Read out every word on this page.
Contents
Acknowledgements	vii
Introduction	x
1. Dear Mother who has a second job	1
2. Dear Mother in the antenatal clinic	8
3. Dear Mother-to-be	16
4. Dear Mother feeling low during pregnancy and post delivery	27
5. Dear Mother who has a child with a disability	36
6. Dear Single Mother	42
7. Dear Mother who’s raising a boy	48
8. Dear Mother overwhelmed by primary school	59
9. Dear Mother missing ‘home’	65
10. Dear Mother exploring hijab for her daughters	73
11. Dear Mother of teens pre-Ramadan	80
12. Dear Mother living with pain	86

§

▶ **What you will do**:
Write down every line of the data exactly as it appears above.

▶ **Solution to the problem**:
Read out every word on this page.
Contents
Acknowledgements	vii
Introduction	x
1. Dear Mother who has a second job	1
2. Dear Mother in the antenatal clinic	8
3. Dear Mother-to-be	16
4. Dear Mother feeling low during pregnancy and post delivery	27
5. Dear Mother who has a child with a disability	36
6. Dear Single Mother	42
7. Dear Mother who’s raising a boy	48
8. Dear Mother overwhelmed by primary school	59
9. Dear Mother missing ‘home’	65
10. Dear Mother exploring hijab for her daughters	73
11. Dear Mother of teens pre-Ramadan	80
12. Dear Mother living with pain	86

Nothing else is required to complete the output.